BEGIN Dataset records

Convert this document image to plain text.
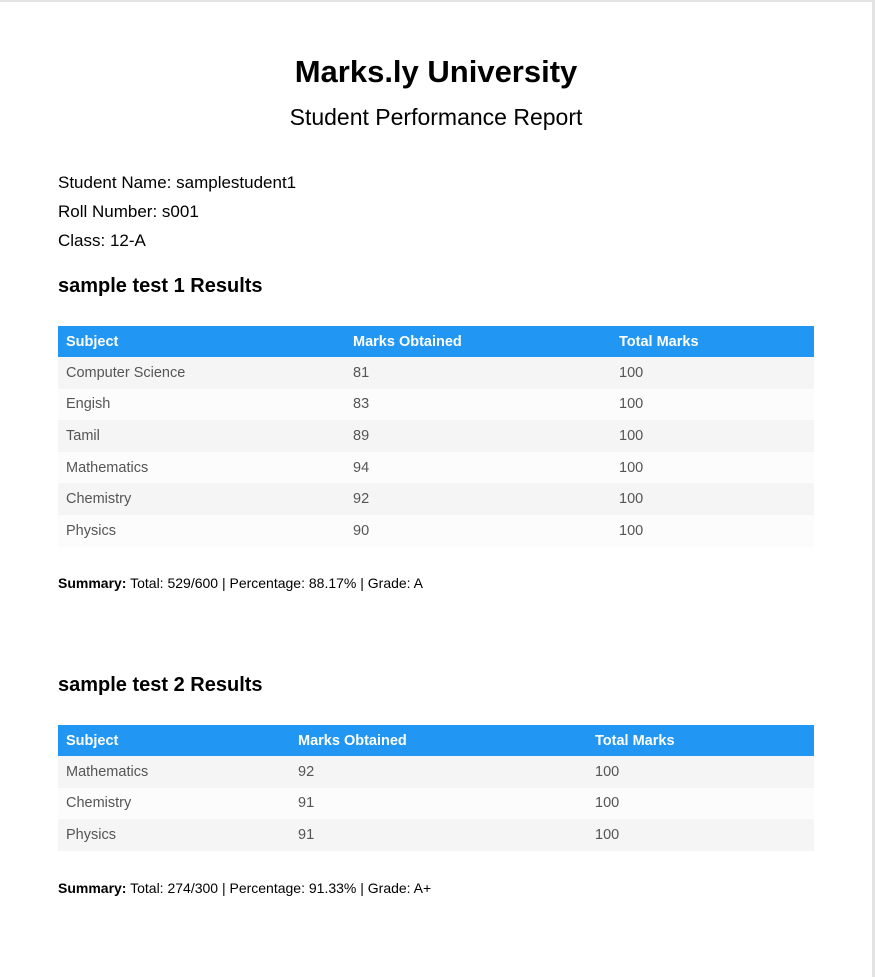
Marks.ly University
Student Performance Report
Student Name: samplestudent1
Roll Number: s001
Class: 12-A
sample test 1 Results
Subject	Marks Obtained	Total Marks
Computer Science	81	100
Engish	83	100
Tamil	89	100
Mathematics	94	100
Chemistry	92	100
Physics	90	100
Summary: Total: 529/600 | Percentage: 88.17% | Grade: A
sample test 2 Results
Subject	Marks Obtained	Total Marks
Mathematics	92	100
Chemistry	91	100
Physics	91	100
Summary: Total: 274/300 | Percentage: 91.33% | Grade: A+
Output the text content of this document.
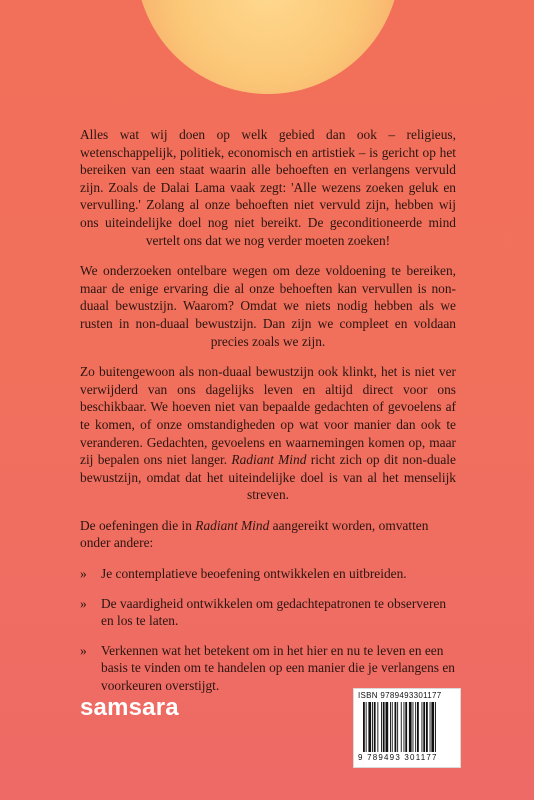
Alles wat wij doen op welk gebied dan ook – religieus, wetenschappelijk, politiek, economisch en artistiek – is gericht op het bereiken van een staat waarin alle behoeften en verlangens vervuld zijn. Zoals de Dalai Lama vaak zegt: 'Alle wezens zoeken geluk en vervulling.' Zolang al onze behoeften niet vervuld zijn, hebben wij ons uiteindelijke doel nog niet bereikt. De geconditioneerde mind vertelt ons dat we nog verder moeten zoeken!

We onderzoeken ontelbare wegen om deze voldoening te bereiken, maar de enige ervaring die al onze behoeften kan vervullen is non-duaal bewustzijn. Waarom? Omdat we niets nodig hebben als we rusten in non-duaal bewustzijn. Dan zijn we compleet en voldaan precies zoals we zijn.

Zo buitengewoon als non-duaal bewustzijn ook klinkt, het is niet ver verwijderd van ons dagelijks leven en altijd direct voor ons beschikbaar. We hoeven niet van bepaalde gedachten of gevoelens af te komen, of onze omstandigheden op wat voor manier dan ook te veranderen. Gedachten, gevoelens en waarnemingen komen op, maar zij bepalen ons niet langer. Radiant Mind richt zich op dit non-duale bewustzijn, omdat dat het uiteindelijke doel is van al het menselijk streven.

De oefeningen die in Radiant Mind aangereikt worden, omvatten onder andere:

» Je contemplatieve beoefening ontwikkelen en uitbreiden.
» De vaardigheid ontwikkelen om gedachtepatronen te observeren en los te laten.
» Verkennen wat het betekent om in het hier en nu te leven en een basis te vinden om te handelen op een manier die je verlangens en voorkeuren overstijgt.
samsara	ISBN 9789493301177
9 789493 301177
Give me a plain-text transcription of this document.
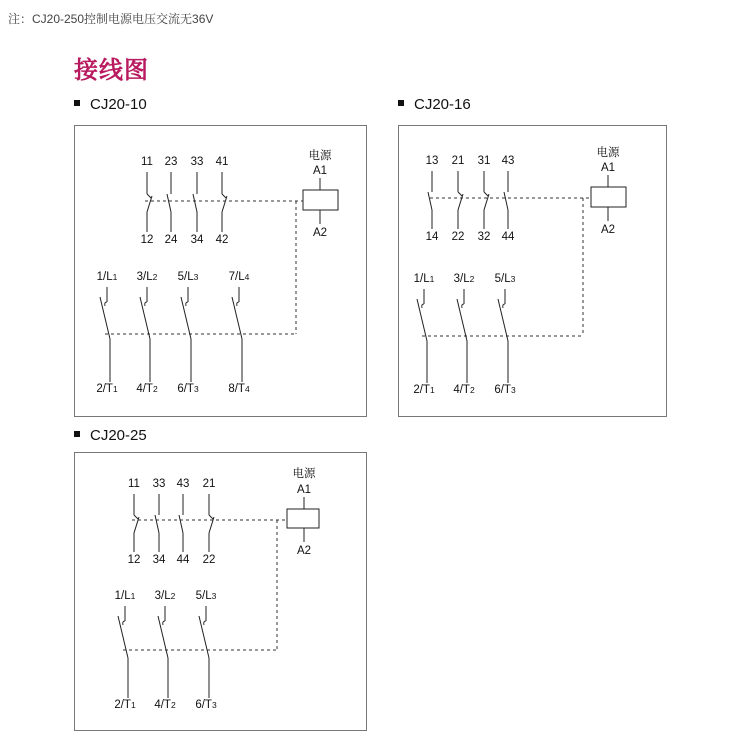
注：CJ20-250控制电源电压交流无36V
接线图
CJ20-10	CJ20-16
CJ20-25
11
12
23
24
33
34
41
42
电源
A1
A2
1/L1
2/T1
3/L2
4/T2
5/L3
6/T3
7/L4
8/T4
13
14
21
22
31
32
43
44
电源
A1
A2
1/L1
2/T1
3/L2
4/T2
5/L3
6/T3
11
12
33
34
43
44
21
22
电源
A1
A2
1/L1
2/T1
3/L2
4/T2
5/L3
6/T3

END Dataset records
BEGIN Dataset records

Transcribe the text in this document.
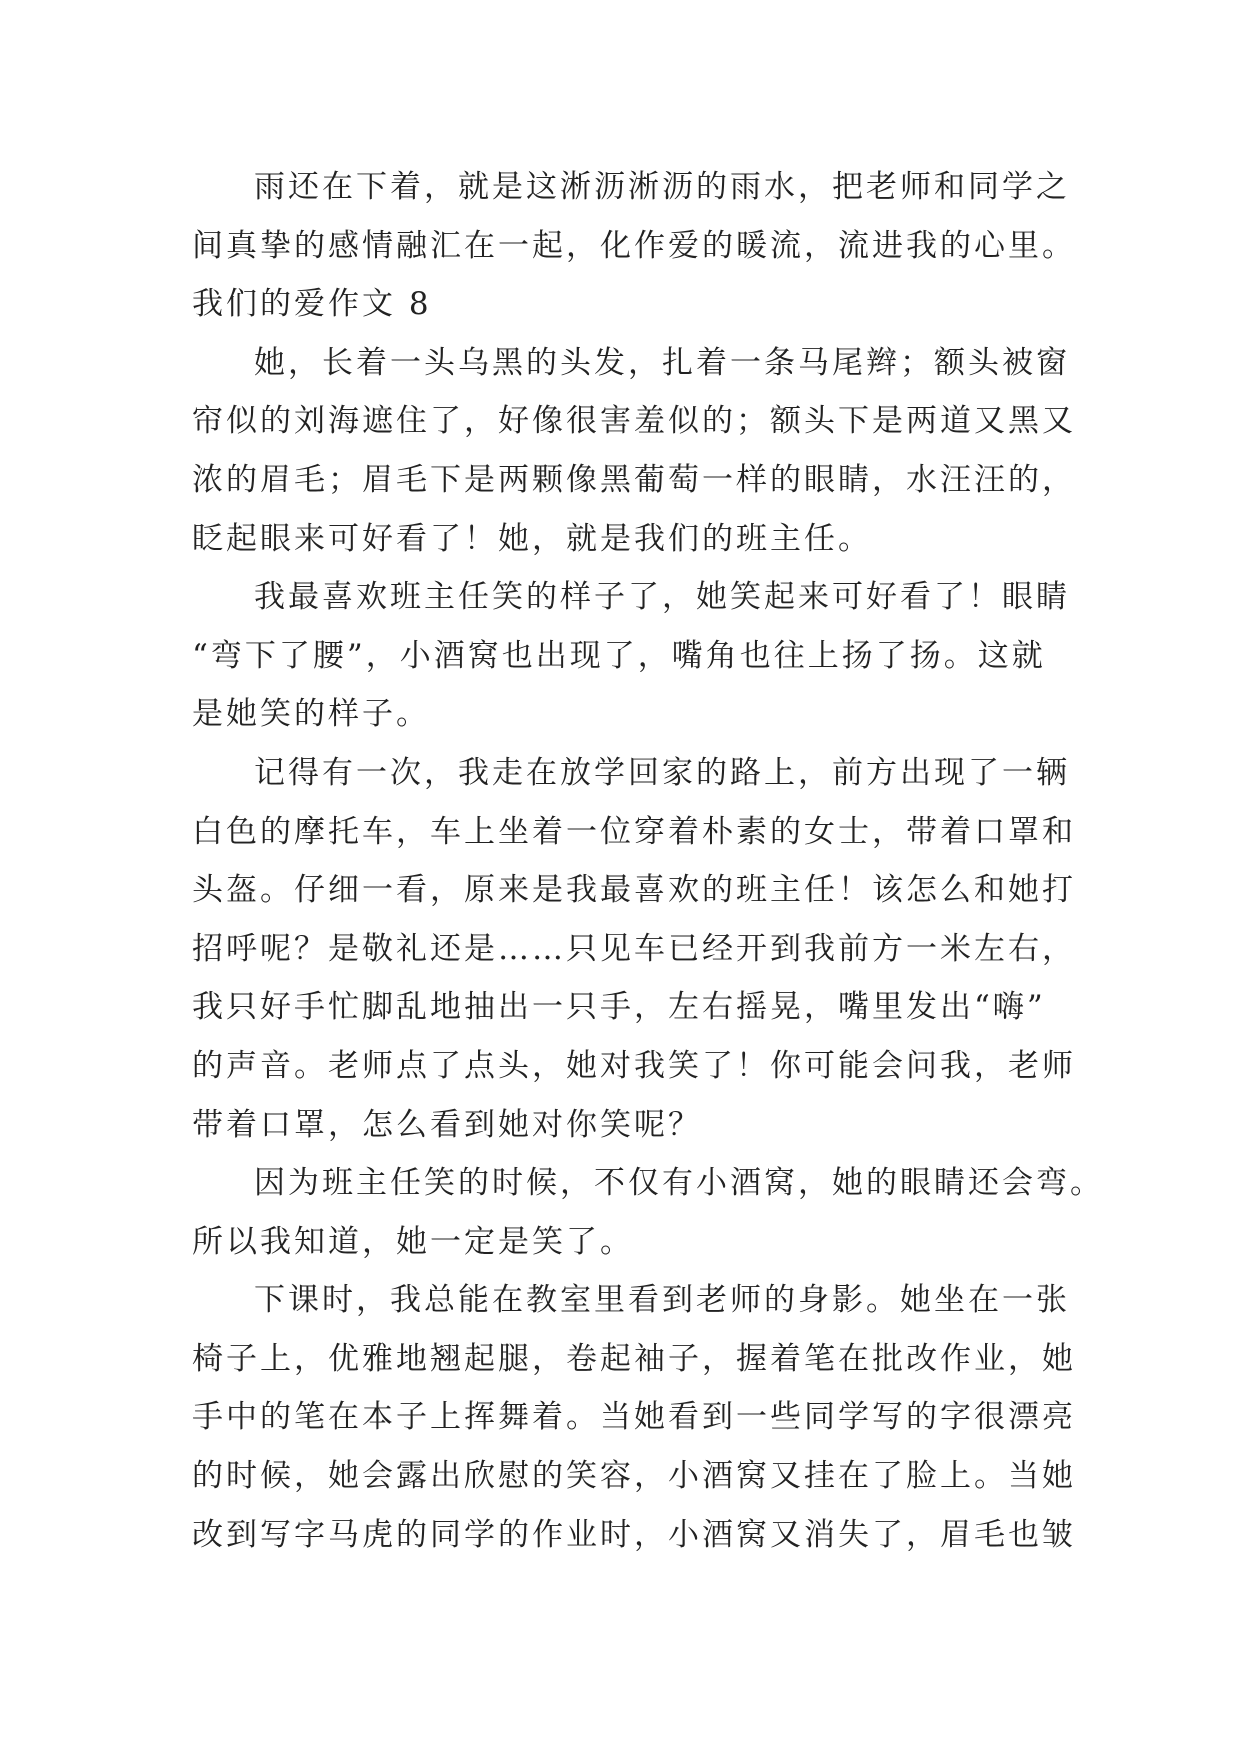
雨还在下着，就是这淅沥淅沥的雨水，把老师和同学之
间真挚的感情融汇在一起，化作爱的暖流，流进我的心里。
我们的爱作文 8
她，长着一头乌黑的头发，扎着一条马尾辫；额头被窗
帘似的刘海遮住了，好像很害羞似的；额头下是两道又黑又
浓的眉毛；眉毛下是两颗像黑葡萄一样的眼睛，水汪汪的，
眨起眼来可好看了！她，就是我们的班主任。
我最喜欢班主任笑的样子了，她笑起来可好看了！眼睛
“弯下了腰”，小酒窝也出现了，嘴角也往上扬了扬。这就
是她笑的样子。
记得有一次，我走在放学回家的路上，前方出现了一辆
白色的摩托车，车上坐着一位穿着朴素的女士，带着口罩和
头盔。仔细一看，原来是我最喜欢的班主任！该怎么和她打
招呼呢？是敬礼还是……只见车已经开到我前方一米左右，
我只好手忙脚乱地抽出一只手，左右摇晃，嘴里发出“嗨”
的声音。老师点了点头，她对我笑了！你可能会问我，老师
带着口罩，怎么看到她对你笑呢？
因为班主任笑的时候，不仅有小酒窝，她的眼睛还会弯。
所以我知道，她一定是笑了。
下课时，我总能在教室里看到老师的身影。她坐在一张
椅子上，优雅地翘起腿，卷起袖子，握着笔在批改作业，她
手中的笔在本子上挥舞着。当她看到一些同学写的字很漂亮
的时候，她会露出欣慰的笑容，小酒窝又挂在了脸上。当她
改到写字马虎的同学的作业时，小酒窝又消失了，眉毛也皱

END Dataset records
BEGIN Dataset records

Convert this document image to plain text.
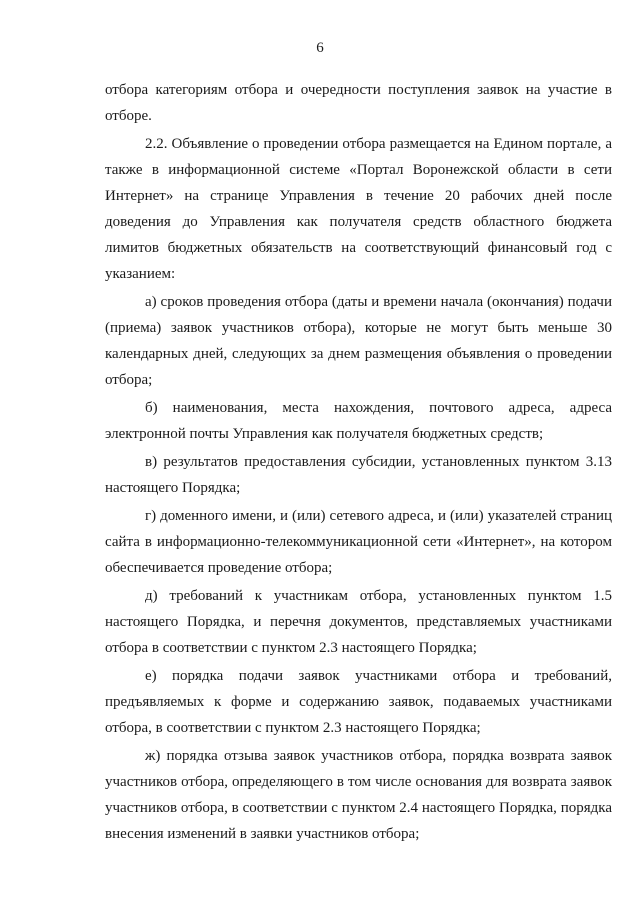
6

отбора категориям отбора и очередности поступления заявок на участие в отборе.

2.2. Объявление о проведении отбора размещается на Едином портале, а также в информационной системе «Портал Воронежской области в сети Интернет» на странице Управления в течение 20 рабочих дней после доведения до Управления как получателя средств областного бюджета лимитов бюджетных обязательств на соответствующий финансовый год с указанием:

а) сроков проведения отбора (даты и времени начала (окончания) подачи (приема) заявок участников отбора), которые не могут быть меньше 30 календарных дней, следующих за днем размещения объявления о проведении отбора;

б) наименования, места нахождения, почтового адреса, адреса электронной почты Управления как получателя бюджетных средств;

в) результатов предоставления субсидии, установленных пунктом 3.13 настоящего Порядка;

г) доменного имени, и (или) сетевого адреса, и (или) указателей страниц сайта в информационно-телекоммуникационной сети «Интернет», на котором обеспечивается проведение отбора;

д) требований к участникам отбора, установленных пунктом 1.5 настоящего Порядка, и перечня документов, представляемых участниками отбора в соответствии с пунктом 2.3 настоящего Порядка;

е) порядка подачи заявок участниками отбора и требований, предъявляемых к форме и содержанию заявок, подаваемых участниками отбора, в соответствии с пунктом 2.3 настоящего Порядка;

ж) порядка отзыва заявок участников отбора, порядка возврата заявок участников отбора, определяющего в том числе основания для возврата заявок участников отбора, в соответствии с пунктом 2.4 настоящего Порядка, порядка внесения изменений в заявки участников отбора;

END Dataset records

What the exercise asks —
Only the number should be given: how many lines of the data contain the word "установленных"?

Solution —
2